Report how many lines contain "JSON", with no other words.

DATA SUPPLIED —
_____
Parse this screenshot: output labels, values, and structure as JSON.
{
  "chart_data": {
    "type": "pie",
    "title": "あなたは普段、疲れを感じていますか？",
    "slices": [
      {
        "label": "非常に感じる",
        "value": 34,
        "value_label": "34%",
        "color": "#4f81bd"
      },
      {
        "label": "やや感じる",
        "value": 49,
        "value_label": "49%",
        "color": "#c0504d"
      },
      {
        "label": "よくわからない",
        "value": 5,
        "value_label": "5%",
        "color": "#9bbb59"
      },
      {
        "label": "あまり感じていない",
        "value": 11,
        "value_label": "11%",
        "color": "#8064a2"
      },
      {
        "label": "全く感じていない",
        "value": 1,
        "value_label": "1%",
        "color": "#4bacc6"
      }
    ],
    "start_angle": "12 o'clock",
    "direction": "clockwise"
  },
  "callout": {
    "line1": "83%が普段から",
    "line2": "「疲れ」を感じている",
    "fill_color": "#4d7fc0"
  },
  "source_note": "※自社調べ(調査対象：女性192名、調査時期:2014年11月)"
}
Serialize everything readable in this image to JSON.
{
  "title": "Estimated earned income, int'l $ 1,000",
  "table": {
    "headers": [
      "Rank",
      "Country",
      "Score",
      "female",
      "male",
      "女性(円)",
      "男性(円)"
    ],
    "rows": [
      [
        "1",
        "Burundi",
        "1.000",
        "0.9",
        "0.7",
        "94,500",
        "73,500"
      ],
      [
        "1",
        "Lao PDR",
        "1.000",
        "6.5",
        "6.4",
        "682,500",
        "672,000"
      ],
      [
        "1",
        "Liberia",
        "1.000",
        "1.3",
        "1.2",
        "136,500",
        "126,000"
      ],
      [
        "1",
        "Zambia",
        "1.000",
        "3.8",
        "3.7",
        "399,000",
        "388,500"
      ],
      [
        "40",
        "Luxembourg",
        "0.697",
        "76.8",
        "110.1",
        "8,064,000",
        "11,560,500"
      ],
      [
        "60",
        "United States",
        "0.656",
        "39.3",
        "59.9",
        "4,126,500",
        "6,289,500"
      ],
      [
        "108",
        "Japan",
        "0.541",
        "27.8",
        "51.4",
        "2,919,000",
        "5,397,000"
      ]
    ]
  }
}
_____
RESULT OF THE TASK —
2